“Padre nostro”, Walter Kasper, Queriniana, 2020
Le riflessioni di Walter Kasper, ottantasettenne cardinale tedesco, teologo molto noto e apprezzato, con alle spalle una brillante carriera accademica e presidente emerito del Pontificio consiglio per la promozione dell’unità tra i cristiani e per i rapporti religiosi con l’ebraismo, si caratterizzano per la loro chiarezza, semplicità e profondità di sensibilità umana e teologica.
I discepoli hanno visto Gesù pregare e gli hanno chiesto di insegnare a farlo anche a loro. Se Gesù ha pregato, ciò significa che la pregheria non è una dismissione della dignità umana, ma l’esercizio di una facoltà spirituale che tocca le radici dell’essere, che per i cristiani è un Dio Padre onnipotente nell’amore.
Kasper commenta brevemente le sei richieste del Padre nostro presenti nel Vangelo di Matteo, al centro del Discorso della montagna. Pur scritta in greco, la preghiera di Gesù dovette circolare nelle comunità anche nell’originale lingua aramaica, ma le differenze non furono sentite tali da dover ricusare la versione in greco.

DATI GREZZI
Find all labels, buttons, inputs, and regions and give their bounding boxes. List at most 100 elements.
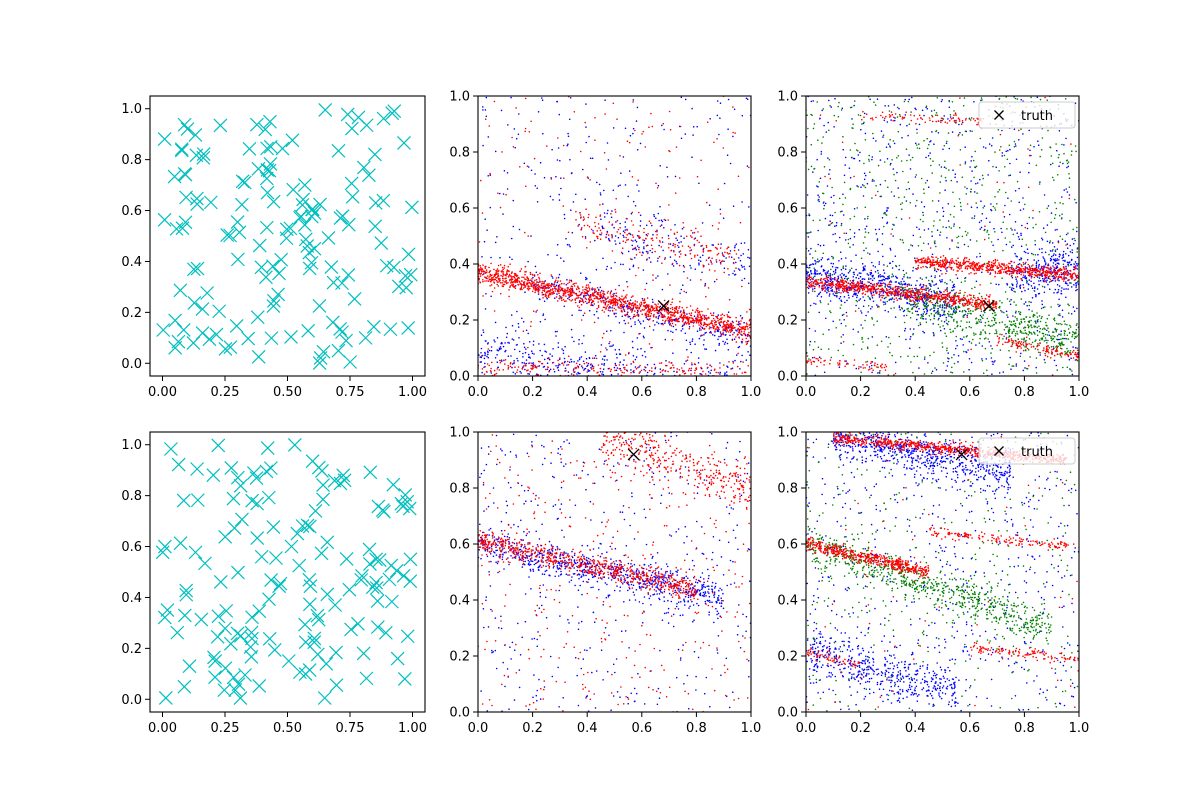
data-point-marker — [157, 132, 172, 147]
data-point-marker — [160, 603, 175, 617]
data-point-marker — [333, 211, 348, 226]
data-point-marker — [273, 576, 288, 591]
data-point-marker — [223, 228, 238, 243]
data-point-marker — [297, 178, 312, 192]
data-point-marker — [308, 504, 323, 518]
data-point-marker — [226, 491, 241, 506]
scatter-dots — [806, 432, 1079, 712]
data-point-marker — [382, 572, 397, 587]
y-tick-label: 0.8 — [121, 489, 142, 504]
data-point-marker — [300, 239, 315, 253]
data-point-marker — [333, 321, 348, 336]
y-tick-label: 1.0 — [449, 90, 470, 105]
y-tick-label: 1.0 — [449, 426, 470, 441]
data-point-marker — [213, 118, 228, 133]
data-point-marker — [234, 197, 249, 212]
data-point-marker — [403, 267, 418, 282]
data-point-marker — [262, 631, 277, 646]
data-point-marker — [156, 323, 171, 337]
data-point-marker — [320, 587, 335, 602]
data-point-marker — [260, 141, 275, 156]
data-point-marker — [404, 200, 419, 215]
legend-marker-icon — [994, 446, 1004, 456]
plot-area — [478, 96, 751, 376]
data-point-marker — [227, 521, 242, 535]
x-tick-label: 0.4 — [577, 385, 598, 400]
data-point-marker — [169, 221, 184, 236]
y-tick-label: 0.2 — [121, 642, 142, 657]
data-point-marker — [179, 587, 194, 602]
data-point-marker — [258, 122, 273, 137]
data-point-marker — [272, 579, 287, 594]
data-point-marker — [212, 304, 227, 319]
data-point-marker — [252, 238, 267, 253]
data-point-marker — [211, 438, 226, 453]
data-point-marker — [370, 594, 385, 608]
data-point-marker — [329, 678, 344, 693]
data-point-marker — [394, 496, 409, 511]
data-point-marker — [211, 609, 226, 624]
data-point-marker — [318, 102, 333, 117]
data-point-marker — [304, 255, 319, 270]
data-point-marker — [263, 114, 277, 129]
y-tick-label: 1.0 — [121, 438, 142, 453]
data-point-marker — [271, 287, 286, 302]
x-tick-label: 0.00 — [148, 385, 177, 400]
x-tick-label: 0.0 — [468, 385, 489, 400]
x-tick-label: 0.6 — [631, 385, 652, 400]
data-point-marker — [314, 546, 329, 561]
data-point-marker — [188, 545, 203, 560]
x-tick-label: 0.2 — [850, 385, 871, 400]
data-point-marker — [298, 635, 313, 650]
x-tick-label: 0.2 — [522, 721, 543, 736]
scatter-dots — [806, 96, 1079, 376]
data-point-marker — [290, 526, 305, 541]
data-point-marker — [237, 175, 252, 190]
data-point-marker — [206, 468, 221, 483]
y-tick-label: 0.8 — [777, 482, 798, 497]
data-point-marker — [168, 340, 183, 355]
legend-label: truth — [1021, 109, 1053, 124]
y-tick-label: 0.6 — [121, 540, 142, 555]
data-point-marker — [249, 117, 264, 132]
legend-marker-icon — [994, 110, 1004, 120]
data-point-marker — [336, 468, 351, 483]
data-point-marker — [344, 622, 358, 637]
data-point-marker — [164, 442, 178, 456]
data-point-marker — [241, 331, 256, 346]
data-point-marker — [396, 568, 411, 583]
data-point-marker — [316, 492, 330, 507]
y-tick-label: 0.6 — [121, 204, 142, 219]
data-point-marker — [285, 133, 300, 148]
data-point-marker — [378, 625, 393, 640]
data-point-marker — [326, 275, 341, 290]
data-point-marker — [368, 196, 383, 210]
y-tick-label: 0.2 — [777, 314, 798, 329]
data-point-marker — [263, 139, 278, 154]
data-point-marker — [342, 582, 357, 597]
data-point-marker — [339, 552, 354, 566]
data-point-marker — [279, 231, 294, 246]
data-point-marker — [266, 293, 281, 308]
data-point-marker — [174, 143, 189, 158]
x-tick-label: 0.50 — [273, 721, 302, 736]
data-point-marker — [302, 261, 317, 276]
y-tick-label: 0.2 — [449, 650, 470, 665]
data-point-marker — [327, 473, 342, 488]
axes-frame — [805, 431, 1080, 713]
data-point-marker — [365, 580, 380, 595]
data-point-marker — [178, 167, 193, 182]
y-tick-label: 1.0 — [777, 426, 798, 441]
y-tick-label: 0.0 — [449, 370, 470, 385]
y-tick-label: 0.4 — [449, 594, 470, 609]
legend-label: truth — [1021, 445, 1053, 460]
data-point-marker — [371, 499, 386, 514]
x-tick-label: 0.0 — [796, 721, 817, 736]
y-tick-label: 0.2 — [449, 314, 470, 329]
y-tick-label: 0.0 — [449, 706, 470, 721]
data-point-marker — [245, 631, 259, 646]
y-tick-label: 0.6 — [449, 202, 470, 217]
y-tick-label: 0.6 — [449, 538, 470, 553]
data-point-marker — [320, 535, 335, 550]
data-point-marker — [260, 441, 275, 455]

CONSEGNA
Nel testo sul libro "Padre nostro", quante richieste della preghiera commenta Kasper e da quale Vangelo sono tratte?

RISPOSTA FINALE
Sei richieste, tratte dal Vangelo di Matteo.